**SOURCE DATA:**
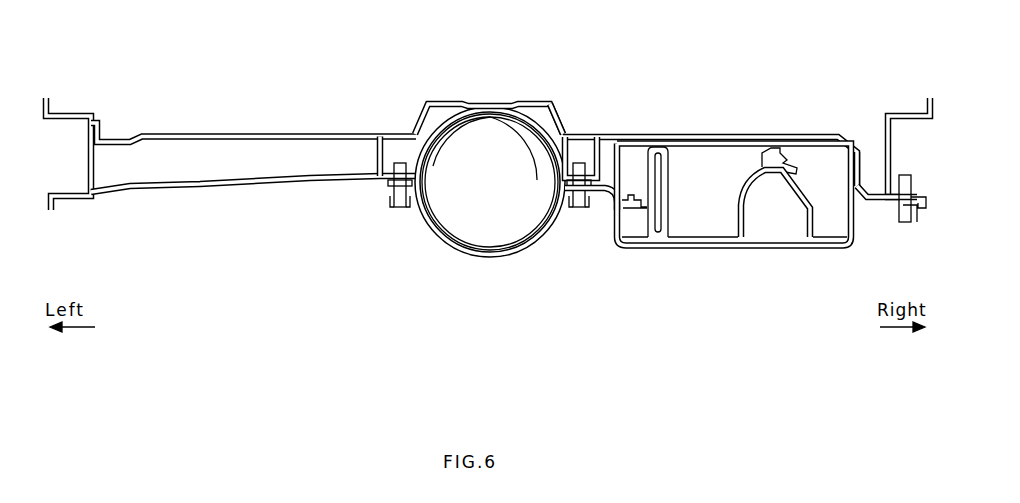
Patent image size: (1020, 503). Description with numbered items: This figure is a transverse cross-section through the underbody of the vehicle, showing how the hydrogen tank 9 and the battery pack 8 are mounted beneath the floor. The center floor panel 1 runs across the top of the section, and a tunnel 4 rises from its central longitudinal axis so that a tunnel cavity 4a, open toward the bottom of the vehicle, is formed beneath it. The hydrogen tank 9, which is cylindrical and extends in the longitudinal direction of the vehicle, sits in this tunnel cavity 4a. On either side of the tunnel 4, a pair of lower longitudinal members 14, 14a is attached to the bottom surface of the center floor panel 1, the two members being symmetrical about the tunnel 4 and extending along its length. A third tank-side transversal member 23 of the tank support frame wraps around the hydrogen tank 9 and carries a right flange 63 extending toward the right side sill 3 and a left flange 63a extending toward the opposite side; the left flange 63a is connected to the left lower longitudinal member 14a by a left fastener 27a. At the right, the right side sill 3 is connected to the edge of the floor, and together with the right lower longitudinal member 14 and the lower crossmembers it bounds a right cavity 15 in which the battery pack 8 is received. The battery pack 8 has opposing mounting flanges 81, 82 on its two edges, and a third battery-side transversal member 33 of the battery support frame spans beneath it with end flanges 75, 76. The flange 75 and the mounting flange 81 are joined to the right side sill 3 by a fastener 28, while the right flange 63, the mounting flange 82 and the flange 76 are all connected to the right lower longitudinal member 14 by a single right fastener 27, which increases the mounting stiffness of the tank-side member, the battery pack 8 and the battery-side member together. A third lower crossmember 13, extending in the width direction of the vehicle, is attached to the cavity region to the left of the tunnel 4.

The center floor panel 1 is at (240, 133).
The side sill 3 is at (88, 163).
The tunnel 4 is at (568, 132).
The tunnel cavity 4a is at (537, 108).
The battery pack 8 is at (680, 249).
The hydrogen tank 9 is at (446, 110).
The third lower crossmember 13 is at (219, 187).
The lower longitudinal member 14 is at (598, 162).
The lower longitudinal member 14a is at (380, 150).
The cavity 15 is at (868, 190).
The third tank-side transversal member 23 is at (470, 252).
The fastener 27 is at (575, 209).
The fastener 27a is at (393, 209).
The fastener 28 is at (910, 223).
The third battery-side transversal member 33 is at (750, 249).
The right flange 63 is at (537, 180).
The left flange 63a is at (433, 166).
The flange 75 is at (878, 215).
The flange 76 is at (600, 191).
The mounting flange 81 is at (875, 162).
The mounting flange 82 is at (600, 187).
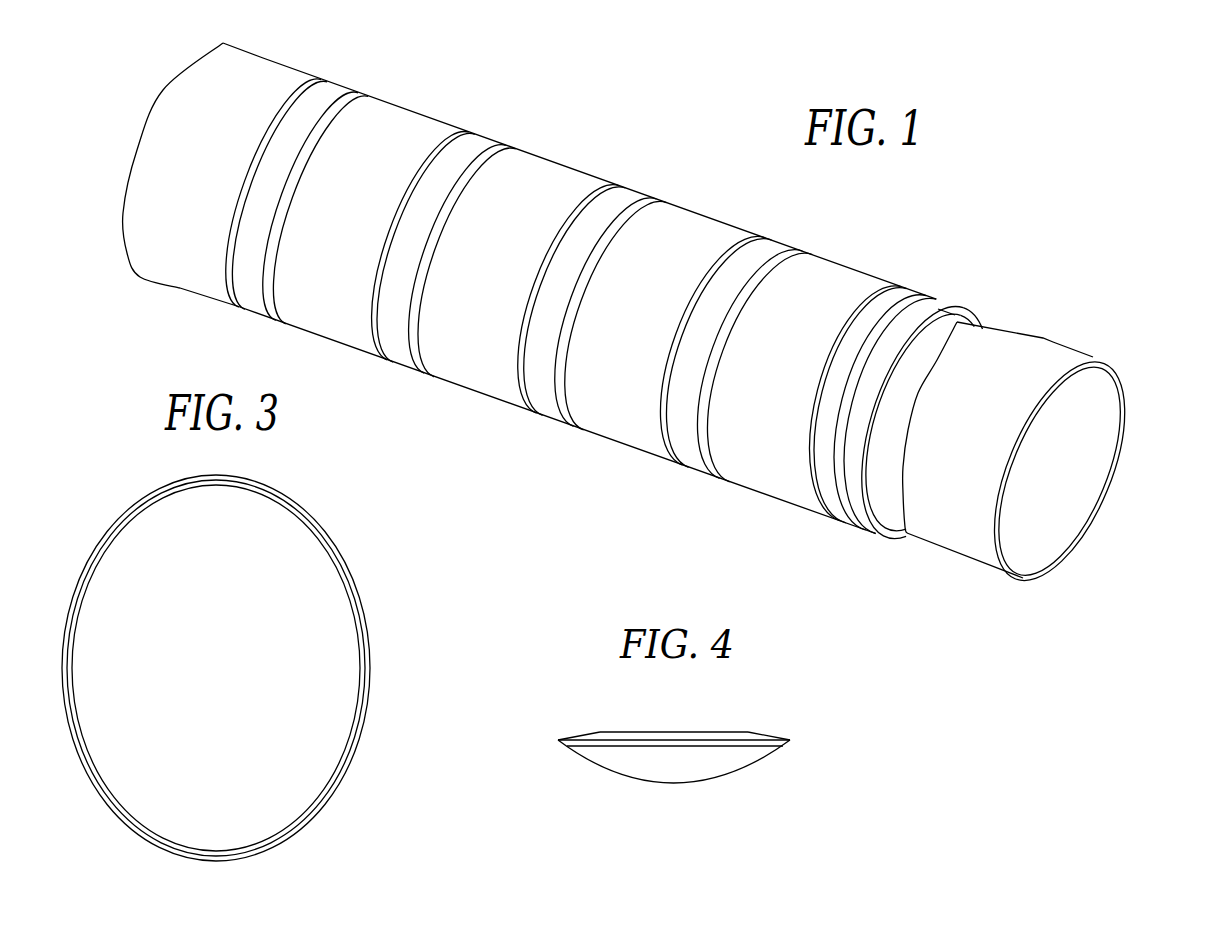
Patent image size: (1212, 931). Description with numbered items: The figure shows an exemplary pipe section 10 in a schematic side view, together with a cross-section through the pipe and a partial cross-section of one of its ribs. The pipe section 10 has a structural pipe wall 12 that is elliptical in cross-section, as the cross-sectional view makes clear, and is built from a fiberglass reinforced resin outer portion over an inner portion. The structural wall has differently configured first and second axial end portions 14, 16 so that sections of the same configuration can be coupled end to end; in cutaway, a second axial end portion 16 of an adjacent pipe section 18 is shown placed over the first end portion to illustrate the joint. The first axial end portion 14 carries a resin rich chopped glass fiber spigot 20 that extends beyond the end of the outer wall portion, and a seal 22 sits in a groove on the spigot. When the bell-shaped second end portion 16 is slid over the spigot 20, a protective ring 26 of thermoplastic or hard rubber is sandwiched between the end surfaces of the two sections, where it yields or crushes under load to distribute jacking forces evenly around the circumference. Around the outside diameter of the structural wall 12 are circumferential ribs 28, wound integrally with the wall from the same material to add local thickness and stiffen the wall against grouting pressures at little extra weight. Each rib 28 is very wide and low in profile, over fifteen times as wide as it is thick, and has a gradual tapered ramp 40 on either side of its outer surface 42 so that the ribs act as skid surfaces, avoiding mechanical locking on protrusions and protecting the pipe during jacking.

In FIG. 1, the pipe section 10 is at (553, 142).
In FIG. 1, the structural pipe wall 12 is at (478, 368).
In FIG. 3, the structural pipe wall 12 is at (327, 537).
In FIG. 1, the first axial end portion 14 is at (900, 324).
In FIG. 1, the second axial end portion 16 is at (162, 93).
In FIG. 1, the adjacent pipe section 18 is at (1068, 565).
In FIG. 1, the spigot 20 is at (843, 528).
In FIG. 1, the seal 22 is at (832, 470).
In FIG. 1, the protective ring 26 is at (980, 317).
In FIG. 1, the ribs 28 is at (468, 150).
In FIG. 4, the ribs 28 is at (697, 735).
In FIG. 4, the ramp 40 is at (600, 736).
In FIG. 4, the outer surface 42 is at (673, 732).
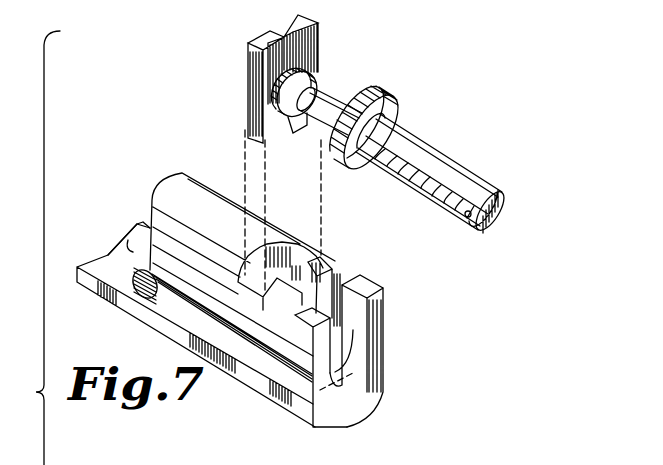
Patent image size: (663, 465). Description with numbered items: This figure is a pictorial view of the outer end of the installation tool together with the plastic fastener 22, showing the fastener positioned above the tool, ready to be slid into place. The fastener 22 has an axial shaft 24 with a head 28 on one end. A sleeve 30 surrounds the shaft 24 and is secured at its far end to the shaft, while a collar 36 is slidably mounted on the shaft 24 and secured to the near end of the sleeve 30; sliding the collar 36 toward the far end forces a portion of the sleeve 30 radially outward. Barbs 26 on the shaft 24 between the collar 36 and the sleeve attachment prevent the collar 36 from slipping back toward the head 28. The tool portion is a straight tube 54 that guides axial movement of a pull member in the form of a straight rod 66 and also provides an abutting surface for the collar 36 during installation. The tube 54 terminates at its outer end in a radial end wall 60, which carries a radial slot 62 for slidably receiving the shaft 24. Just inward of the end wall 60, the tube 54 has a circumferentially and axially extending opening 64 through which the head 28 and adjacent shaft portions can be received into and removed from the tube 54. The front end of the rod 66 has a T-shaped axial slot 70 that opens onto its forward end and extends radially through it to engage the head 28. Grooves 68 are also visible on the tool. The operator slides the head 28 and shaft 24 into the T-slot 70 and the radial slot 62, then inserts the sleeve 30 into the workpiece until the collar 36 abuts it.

The plastic fastener 22 is at (456, 138).
The sleeve 30 is at (480, 187).
The barbs 26 is at (413, 170).
The collar 36 is at (380, 86).
The axial shaft 24 is at (338, 90).
The head 28 is at (278, 30).
The grooves 68 is at (257, 347).
The tube 54 is at (112, 303).
The pull member (straight rod) 66 is at (198, 180).
The opening 64 is at (133, 250).
The axial slot (T-slot) 70 is at (330, 257).
The radial end wall 60 is at (308, 342).
The radial slot 62 is at (353, 347).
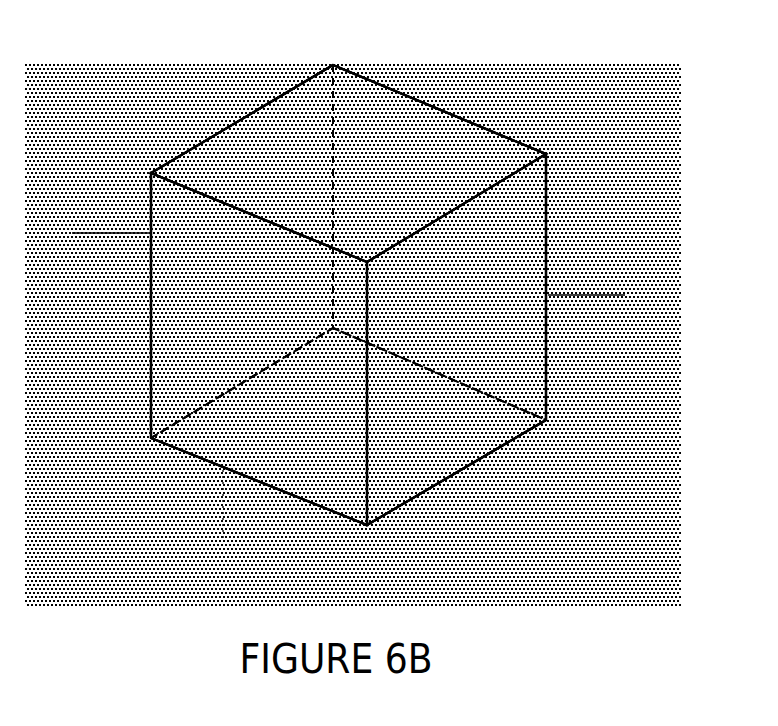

**GIVEN INSTRUCTION:** Reproduce all of the rows above word for word, omitting the pictures.

**EXERCISE OUTPUT:**
Patent image size: (1020, 503). Description with numbered items: This figure is a transverse cross-section through the underbody of the vehicle, showing how the hydrogen tank 9 and the battery pack 8 are mounted beneath the floor. The center floor panel 1 runs across the top of the section, and a tunnel 4 rises from its central longitudinal axis so that a tunnel cavity 4a, open toward the bottom of the vehicle, is formed beneath it. The hydrogen tank 9, which is cylindrical and extends in the longitudinal direction of the vehicle, sits in this tunnel cavity 4a. On either side of the tunnel 4, a pair of lower longitudinal members 14, 14a is attached to the bottom surface of the center floor panel 1, the two members being symmetrical about the tunnel 4 and extending along its length. A third tank-side transversal member 23 of the tank support frame wraps around the hydrogen tank 9 and carries a right flange 63 extending toward the right side sill 3 and a left flange 63a extending toward the opposite side; the left flange 63a is connected to the left lower longitudinal member 14a by a left fastener 27a. At the right, the right side sill 3 is connected to the edge of the floor, and together with the right lower longitudinal member 14 and the lower crossmembers it bounds a right cavity 15 in which the battery pack 8 is received. The battery pack 8 has opposing mounting flanges 81, 82 on its two edges, and a third battery-side transversal member 33 of the battery support frame spans beneath it with end flanges 75, 76. The flange 75 and the mounting flange 81 are joined to the right side sill 3 by a fastener 28, while the right flange 63, the mounting flange 82 and the flange 76 are all connected to the right lower longitudinal member 14 by a single right fastener 27, which increases the mounting stiffness of the tank-side member, the battery pack 8 and the battery-side member together. A third lower crossmember 13, extending in the width direction of the vehicle, is attached to the cavity region to the left of the tunnel 4.

The center floor panel 1 is at (240, 133).
The side sill 3 is at (88, 163).
The tunnel 4 is at (568, 132).
The tunnel cavity 4a is at (537, 108).
The battery pack 8 is at (680, 249).
The hydrogen tank 9 is at (446, 110).
The third lower crossmember 13 is at (219, 187).
The lower longitudinal member 14 is at (598, 162).
The lower longitudinal member 14a is at (380, 150).
The cavity 15 is at (868, 190).
The third tank-side transversal member 23 is at (470, 252).
The fastener 27 is at (575, 209).
The fastener 27a is at (393, 209).
The fastener 28 is at (910, 223).
The third battery-side transversal member 33 is at (750, 249).
The right flange 63 is at (537, 180).
The left flange 63a is at (433, 166).
The flange 75 is at (878, 215).
The flange 76 is at (600, 191).
The mounting flange 81 is at (875, 162).
The mounting flange 82 is at (600, 187).
Patent image size: (1212, 931). Description with numbered items: The figure shows an exemplary pipe section 10 in a schematic side view, together with a cross-section through the pipe and a partial cross-section of one of its ribs. The pipe section 10 has a structural pipe wall 12 that is elliptical in cross-section, as the cross-sectional view makes clear, and is built from a fiberglass reinforced resin outer portion over an inner portion. The structural wall has differently configured first and second axial end portions 14, 16 so that sections of the same configuration can be coupled end to end; in cutaway, a second axial end portion 16 of an adjacent pipe section 18 is shown placed over the first end portion to illustrate the joint. The first axial end portion 14 carries a resin rich chopped glass fiber spigot 20 that extends beyond the end of the outer wall portion, and a seal 22 sits in a groove on the spigot. When the bell-shaped second end portion 16 is slid over the spigot 20, a protective ring 26 of thermoplastic or hard rubber is sandwiched between the end surfaces of the two sections, where it yields or crushes under load to distribute jacking forces evenly around the circumference. Around the outside diameter of the structural wall 12 are circumferential ribs 28, wound integrally with the wall from the same material to add local thickness and stiffen the wall against grouting pressures at little extra weight. Each rib 28 is very wide and low in profile, over fifteen times as wide as it is thick, and has a gradual tapered ramp 40 on either side of its outer surface 42 so that the ribs act as skid surfaces, avoiding mechanical locking on protrusions and protecting the pipe during jacking.

In FIG. 1, the pipe section 10 is at (553, 142).
In FIG. 1, the structural pipe wall 12 is at (478, 368).
In FIG. 3, the structural pipe wall 12 is at (327, 537).
In FIG. 1, the first axial end portion 14 is at (900, 324).
In FIG. 1, the second axial end portion 16 is at (162, 93).
In FIG. 1, the adjacent pipe section 18 is at (1068, 565).
In FIG. 1, the spigot 20 is at (843, 528).
In FIG. 1, the seal 22 is at (832, 470).
In FIG. 1, the protective ring 26 is at (980, 317).
In FIG. 1, the ribs 28 is at (468, 150).
In FIG. 4, the ribs 28 is at (697, 735).
In FIG. 4, the ramp 40 is at (600, 736).
In FIG. 4, the outer surface 42 is at (673, 732).
Patent image size: (663, 465). Description with numbered items: This figure is a pictorial view of the outer end of the installation tool together with the plastic fastener 22, showing the fastener positioned above the tool, ready to be slid into place. The fastener 22 has an axial shaft 24 with a head 28 on one end. A sleeve 30 surrounds the shaft 24 and is secured at its far end to the shaft, while a collar 36 is slidably mounted on the shaft 24 and secured to the near end of the sleeve 30; sliding the collar 36 toward the far end forces a portion of the sleeve 30 radially outward. Barbs 26 on the shaft 24 between the collar 36 and the sleeve attachment prevent the collar 36 from slipping back toward the head 28. The tool portion is a straight tube 54 that guides axial movement of a pull member in the form of a straight rod 66 and also provides an abutting surface for the collar 36 during installation. The tube 54 terminates at its outer end in a radial end wall 60, which carries a radial slot 62 for slidably receiving the shaft 24. Just inward of the end wall 60, the tube 54 has a circumferentially and axially extending opening 64 through which the head 28 and adjacent shaft portions can be received into and removed from the tube 54. The front end of the rod 66 has a T-shaped axial slot 70 that opens onto its forward end and extends radially through it to engage the head 28. Grooves 68 are also visible on the tool. The operator slides the head 28 and shaft 24 into the T-slot 70 and the radial slot 62, then inserts the sleeve 30 into the workpiece until the collar 36 abuts it.

The plastic fastener 22 is at (456, 138).
The sleeve 30 is at (480, 187).
The barbs 26 is at (413, 170).
The collar 36 is at (380, 86).
The axial shaft 24 is at (338, 90).
The head 28 is at (278, 30).
The grooves 68 is at (257, 347).
The tube 54 is at (112, 303).
The pull member (straight rod) 66 is at (198, 180).
The opening 64 is at (133, 250).
The axial slot (T-slot) 70 is at (330, 257).
The radial end wall 60 is at (308, 342).
The radial slot 62 is at (353, 347).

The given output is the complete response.